SET EXERCISE. A line counts if it contains the string "screenshot"; say how many such lines there are, giving only the number.

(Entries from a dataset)
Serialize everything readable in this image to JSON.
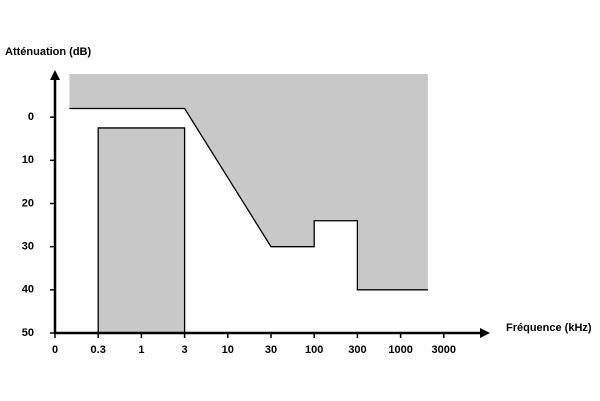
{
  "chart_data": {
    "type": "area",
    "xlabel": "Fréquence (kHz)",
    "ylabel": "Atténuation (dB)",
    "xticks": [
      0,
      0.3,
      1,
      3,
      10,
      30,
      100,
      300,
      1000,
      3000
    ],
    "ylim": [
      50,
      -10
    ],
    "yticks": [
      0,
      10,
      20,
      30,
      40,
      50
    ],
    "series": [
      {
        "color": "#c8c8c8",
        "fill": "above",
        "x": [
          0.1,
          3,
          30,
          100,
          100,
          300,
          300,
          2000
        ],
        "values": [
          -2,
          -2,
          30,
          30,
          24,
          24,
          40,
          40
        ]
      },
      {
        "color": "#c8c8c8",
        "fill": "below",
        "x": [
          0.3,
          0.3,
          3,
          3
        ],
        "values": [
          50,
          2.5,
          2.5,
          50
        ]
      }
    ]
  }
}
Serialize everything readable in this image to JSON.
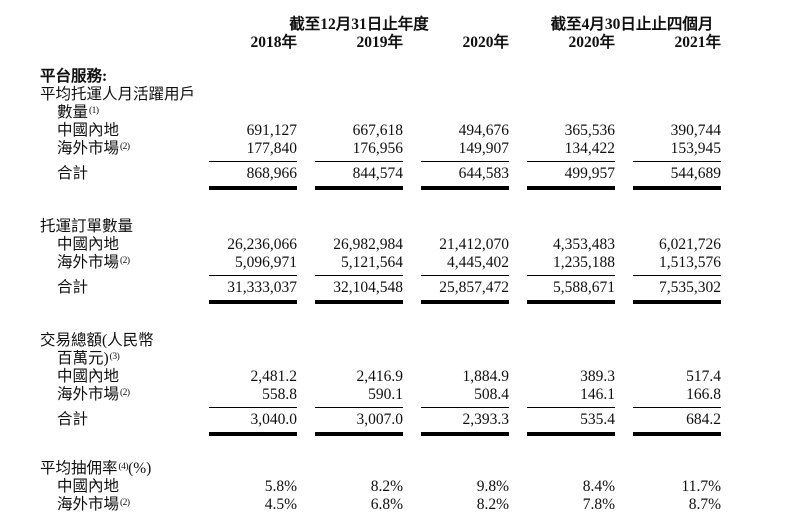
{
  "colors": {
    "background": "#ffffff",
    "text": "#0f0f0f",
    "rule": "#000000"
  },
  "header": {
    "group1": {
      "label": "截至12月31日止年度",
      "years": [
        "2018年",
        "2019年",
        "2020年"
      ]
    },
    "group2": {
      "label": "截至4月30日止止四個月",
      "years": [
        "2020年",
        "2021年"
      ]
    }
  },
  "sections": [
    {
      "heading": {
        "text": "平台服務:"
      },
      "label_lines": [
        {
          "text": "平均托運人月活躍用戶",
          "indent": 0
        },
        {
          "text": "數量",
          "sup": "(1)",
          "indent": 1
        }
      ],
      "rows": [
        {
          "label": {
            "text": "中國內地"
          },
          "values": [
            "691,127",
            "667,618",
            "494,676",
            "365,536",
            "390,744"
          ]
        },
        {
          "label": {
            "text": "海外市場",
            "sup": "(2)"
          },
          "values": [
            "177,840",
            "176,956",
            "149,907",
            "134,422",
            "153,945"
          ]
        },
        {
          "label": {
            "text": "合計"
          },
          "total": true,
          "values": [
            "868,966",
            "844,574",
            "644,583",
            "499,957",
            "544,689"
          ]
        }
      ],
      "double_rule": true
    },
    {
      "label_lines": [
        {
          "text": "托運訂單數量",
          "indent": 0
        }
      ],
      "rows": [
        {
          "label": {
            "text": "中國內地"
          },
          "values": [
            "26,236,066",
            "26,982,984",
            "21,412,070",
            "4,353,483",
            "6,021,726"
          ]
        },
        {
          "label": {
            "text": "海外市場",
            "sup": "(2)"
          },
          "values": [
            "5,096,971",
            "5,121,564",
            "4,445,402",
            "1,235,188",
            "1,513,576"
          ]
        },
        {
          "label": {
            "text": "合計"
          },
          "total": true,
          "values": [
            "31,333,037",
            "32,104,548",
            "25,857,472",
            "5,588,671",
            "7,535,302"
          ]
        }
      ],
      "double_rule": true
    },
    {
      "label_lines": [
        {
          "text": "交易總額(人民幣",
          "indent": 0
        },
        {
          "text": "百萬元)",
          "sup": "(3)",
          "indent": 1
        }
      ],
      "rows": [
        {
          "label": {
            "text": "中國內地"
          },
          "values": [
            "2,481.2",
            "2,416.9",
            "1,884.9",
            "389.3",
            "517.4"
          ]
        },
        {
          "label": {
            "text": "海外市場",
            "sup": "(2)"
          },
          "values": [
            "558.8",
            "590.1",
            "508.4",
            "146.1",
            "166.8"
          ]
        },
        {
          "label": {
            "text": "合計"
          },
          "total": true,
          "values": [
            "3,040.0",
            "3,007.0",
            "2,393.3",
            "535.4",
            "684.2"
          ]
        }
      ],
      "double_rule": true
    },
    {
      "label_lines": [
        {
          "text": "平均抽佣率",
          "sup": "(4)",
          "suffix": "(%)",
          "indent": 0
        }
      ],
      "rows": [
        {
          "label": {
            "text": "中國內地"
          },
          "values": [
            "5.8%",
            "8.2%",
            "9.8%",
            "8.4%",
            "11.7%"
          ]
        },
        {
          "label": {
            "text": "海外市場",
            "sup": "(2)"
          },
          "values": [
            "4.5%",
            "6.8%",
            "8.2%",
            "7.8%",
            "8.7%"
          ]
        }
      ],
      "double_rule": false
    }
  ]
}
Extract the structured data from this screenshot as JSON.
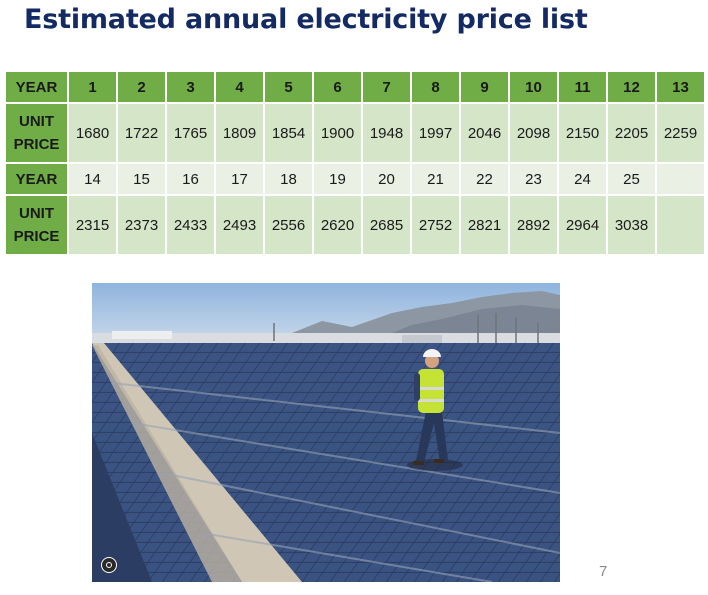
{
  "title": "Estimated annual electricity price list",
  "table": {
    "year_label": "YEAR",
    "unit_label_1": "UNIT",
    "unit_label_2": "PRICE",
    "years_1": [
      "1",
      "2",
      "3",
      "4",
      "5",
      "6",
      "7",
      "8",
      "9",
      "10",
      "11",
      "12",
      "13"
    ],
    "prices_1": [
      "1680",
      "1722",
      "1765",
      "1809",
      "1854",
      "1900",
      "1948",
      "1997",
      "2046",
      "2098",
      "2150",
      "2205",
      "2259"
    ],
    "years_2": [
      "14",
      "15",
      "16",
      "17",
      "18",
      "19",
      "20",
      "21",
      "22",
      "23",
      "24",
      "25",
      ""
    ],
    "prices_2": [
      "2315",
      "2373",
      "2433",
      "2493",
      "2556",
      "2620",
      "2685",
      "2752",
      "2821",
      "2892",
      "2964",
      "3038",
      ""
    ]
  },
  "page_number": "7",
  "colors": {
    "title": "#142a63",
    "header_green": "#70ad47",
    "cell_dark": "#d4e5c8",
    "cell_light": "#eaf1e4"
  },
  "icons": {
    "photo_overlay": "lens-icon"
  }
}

---

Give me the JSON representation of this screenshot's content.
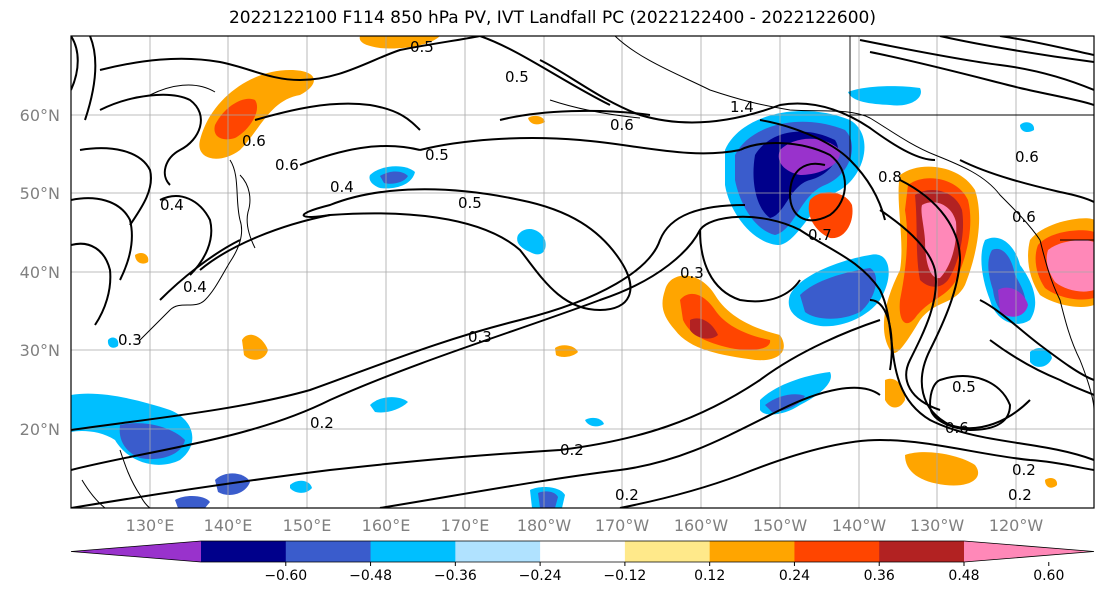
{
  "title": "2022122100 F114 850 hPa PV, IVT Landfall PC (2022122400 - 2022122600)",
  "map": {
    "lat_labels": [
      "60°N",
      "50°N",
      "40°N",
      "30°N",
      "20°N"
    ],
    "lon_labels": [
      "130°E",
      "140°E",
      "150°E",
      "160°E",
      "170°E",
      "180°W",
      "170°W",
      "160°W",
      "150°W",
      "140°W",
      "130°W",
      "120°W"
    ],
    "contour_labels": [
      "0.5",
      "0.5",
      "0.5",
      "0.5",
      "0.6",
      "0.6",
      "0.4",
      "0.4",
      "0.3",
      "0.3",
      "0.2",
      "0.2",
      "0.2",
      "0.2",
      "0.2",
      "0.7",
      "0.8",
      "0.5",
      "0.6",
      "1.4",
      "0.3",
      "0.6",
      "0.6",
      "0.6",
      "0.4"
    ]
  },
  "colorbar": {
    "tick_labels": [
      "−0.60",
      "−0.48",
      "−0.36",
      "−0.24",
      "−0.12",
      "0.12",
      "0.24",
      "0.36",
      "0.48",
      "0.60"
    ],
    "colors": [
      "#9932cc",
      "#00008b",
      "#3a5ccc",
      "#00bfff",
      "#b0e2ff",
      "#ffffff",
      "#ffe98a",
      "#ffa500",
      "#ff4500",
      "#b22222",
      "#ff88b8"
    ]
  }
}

EXERCISE RESPONSE. 2